Information provided:
++++++++++

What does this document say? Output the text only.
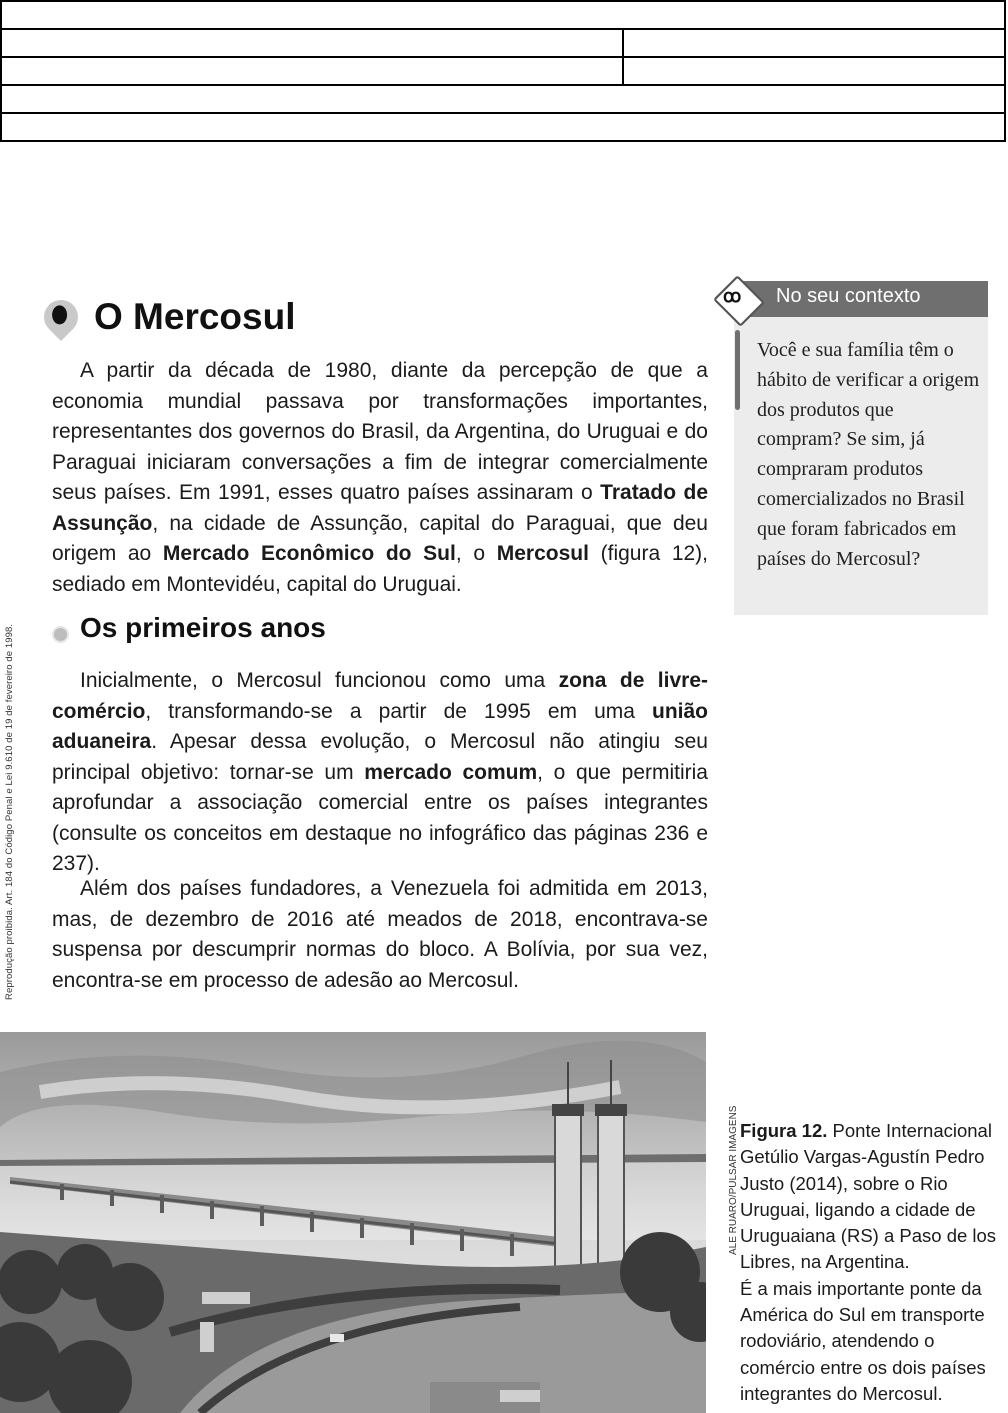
Reprodução proibida. Art. 184 do Código Penal e Lei 9.610 de 19 de fevereiro de 1998.
O Mercosul

A partir da década de 1980, diante da percepção de que a economia mundial passava por transformações importantes, representantes dos governos do Brasil, da Argentina, do Uruguai e do Paraguai iniciaram conversações a fim de integrar comercialmente seus países. Em 1991, esses quatro países assinaram o Tratado de Assunção, na cidade de Assunção, capital do Paraguai, que deu origem ao Mercado Econômico do Sul, o Mercosul (figura 12), sediado em Montevidéu, capital do Uruguai.

Os primeiros anos

Inicialmente, o Mercosul funcionou como uma zona de livre-comércio, transformando-se a partir de 1995 em uma união aduaneira. Apesar dessa evolução, o Mercosul não atingiu seu principal objetivo: tornar-se um mercado comum, o que permitiria aprofundar a associação comercial entre os países integrantes (consulte os conceitos em destaque no infográfico das páginas 236 e 237).

Além dos países fundadores, a Venezuela foi admitida em 2013, mas, de dezembro de 2016 até meados de 2018, encontrava-se suspensa por descumprir normas do bloco. A Bolívia, por sua vez, encontra-se em processo de adesão ao Mercosul.

ꝏ No seu contexto

Você e sua família têm o hábito de verificar a origem dos produtos que compram? Se sim, já compraram produtos comercializados no Brasil que foram fabricados em países do Mercosul?

ALE RUARO/PULSAR IMAGENS Figura 12. Ponte Internacional Getúlio Vargas-Agustín Pedro Justo (2014), sobre o Rio Uruguai, ligando a cidade de Uruguaiana (RS) a Paso de los Libres, na Argentina.
É a mais importante ponte da América do Sul em transporte rodoviário, atendendo o comércio entre os dois países integrantes do Mercosul.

++++++++++

Given problem: Go back to the records above and write them out exactly, without the pictures.

Solution:
What does this document say? Output the text only.
Reprodução proibida. Art. 184 do Código Penal e Lei 9.610 de 19 de fevereiro de 1998.
O Mercosul

A partir da década de 1980, diante da percepção de que a economia mundial passava por transformações importantes, representantes dos governos do Brasil, da Argentina, do Uruguai e do Paraguai iniciaram conversações a fim de integrar comercialmente seus países. Em 1991, esses quatro países assinaram o Tratado de Assunção, na cidade de Assunção, capital do Paraguai, que deu origem ao Mercado Econômico do Sul, o Mercosul (figura 12), sediado em Montevidéu, capital do Uruguai.

Os primeiros anos

Inicialmente, o Mercosul funcionou como uma zona de livre-comércio, transformando-se a partir de 1995 em uma união aduaneira. Apesar dessa evolução, o Mercosul não atingiu seu principal objetivo: tornar-se um mercado comum, o que permitiria aprofundar a associação comercial entre os países integrantes (consulte os conceitos em destaque no infográfico das páginas 236 e 237).

Além dos países fundadores, a Venezuela foi admitida em 2013, mas, de dezembro de 2016 até meados de 2018, encontrava-se suspensa por descumprir normas do bloco. A Bolívia, por sua vez, encontra-se em processo de adesão ao Mercosul.

ꝏ No seu contexto

Você e sua família têm o hábito de verificar a origem dos produtos que compram? Se sim, já compraram produtos comercializados no Brasil que foram fabricados em países do Mercosul?

ALE RUARO/PULSAR IMAGENS Figura 12. Ponte Internacional Getúlio Vargas-Agustín Pedro Justo (2014), sobre o Rio Uruguai, ligando a cidade de Uruguaiana (RS) a Paso de los Libres, na Argentina.
É a mais importante ponte da América do Sul em transporte rodoviário, atendendo o comércio entre os dois países integrantes do Mercosul.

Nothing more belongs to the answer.